TO BE DONE: Write the records out again, keeping each line exactly as it is.

(Dataset excerpts)
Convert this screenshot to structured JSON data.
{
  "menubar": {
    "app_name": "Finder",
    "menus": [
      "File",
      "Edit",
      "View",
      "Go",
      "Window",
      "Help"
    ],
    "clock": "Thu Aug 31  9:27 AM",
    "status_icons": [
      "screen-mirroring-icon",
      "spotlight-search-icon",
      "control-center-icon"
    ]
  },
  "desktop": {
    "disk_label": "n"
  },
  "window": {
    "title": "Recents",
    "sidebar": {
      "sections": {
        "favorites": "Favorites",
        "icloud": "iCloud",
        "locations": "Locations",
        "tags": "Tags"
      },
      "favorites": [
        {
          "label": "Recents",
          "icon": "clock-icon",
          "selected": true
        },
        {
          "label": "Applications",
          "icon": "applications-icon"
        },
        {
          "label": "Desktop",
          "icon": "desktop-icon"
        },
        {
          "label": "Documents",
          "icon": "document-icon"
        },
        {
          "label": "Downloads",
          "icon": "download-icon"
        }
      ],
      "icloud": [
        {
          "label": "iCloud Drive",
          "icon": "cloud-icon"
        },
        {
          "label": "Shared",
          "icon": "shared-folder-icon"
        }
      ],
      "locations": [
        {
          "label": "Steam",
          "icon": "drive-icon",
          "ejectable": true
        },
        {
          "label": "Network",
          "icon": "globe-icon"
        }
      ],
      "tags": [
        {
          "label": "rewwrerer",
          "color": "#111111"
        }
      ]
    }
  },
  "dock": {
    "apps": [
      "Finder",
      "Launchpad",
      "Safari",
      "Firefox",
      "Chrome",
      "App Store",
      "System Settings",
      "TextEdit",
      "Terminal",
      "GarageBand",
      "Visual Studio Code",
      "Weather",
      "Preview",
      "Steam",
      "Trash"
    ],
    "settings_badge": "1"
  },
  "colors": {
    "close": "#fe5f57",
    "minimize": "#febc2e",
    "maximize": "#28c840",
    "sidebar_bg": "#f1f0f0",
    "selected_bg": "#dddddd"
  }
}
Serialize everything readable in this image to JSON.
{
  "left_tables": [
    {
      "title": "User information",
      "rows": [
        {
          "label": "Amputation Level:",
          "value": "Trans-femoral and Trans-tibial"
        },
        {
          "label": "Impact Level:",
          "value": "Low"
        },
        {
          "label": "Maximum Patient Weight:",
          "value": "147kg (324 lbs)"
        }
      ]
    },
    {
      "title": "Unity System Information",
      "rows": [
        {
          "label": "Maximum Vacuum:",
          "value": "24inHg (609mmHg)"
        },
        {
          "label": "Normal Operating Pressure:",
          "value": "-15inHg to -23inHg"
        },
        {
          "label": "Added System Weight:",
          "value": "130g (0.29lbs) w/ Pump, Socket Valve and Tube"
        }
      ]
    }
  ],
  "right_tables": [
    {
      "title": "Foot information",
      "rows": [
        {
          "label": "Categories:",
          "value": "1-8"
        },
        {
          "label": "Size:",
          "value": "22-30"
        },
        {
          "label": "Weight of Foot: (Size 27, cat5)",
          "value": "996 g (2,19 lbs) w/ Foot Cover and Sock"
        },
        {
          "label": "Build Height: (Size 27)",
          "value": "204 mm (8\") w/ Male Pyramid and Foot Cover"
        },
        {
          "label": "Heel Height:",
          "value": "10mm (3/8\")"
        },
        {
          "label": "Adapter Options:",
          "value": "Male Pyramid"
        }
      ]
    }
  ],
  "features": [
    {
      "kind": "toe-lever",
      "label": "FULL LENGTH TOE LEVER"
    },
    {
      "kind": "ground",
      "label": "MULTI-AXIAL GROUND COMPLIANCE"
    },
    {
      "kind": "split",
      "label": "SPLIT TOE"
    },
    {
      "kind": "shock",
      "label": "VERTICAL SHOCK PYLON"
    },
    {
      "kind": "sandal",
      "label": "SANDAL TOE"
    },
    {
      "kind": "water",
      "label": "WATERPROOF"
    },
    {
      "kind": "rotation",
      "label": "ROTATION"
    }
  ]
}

WRITTEN SOLUTION:
Convert this screenshot to structured JSON data.
{
  "menubar": {
    "app_name": "Finder",
    "menus": [
      "File",
      "Edit",
      "View",
      "Go",
      "Window",
      "Help"
    ],
    "clock": "Thu Aug 31  9:27 AM",
    "status_icons": [
      "screen-mirroring-icon",
      "spotlight-search-icon",
      "control-center-icon"
    ]
  },
  "desktop": {
    "disk_label": "n"
  },
  "window": {
    "title": "Recents",
    "sidebar": {
      "sections": {
        "favorites": "Favorites",
        "icloud": "iCloud",
        "locations": "Locations",
        "tags": "Tags"
      },
      "favorites": [
        {
          "label": "Recents",
          "icon": "clock-icon",
          "selected": true
        },
        {
          "label": "Applications",
          "icon": "applications-icon"
        },
        {
          "label": "Desktop",
          "icon": "desktop-icon"
        },
        {
          "label": "Documents",
          "icon": "document-icon"
        },
        {
          "label": "Downloads",
          "icon": "download-icon"
        }
      ],
      "icloud": [
        {
          "label": "iCloud Drive",
          "icon": "cloud-icon"
        },
        {
          "label": "Shared",
          "icon": "shared-folder-icon"
        }
      ],
      "locations": [
        {
          "label": "Steam",
          "icon": "drive-icon",
          "ejectable": true
        },
        {
          "label": "Network",
          "icon": "globe-icon"
        }
      ],
      "tags": [
        {
          "label": "rewwrerer",
          "color": "#111111"
        }
      ]
    }
  },
  "dock": {
    "apps": [
      "Finder",
      "Launchpad",
      "Safari",
      "Firefox",
      "Chrome",
      "App Store",
      "System Settings",
      "TextEdit",
      "Terminal",
      "GarageBand",
      "Visual Studio Code",
      "Weather",
      "Preview",
      "Steam",
      "Trash"
    ],
    "settings_badge": "1"
  },
  "colors": {
    "close": "#fe5f57",
    "minimize": "#febc2e",
    "maximize": "#28c840",
    "sidebar_bg": "#f1f0f0",
    "selected_bg": "#dddddd"
  }
}
Serialize everything readable in this image to JSON.
{
  "left_tables": [
    {
      "title": "User information",
      "rows": [
        {
          "label": "Amputation Level:",
          "value": "Trans-femoral and Trans-tibial"
        },
        {
          "label": "Impact Level:",
          "value": "Low"
        },
        {
          "label": "Maximum Patient Weight:",
          "value": "147kg (324 lbs)"
        }
      ]
    },
    {
      "title": "Unity System Information",
      "rows": [
        {
          "label": "Maximum Vacuum:",
          "value": "24inHg (609mmHg)"
        },
        {
          "label": "Normal Operating Pressure:",
          "value": "-15inHg to -23inHg"
        },
        {
          "label": "Added System Weight:",
          "value": "130g (0.29lbs) w/ Pump, Socket Valve and Tube"
        }
      ]
    }
  ],
  "right_tables": [
    {
      "title": "Foot information",
      "rows": [
        {
          "label": "Categories:",
          "value": "1-8"
        },
        {
          "label": "Size:",
          "value": "22-30"
        },
        {
          "label": "Weight of Foot: (Size 27, cat5)",
          "value": "996 g (2,19 lbs) w/ Foot Cover and Sock"
        },
        {
          "label": "Build Height: (Size 27)",
          "value": "204 mm (8\") w/ Male Pyramid and Foot Cover"
        },
        {
          "label": "Heel Height:",
          "value": "10mm (3/8\")"
        },
        {
          "label": "Adapter Options:",
          "value": "Male Pyramid"
        }
      ]
    }
  ],
  "features": [
    {
      "kind": "toe-lever",
      "label": "FULL LENGTH TOE LEVER"
    },
    {
      "kind": "ground",
      "label": "MULTI-AXIAL GROUND COMPLIANCE"
    },
    {
      "kind": "split",
      "label": "SPLIT TOE"
    },
    {
      "kind": "shock",
      "label": "VERTICAL SHOCK PYLON"
    },
    {
      "kind": "sandal",
      "label": "SANDAL TOE"
    },
    {
      "kind": "water",
      "label": "WATERPROOF"
    },
    {
      "kind": "rotation",
      "label": "ROTATION"
    }
  ]
}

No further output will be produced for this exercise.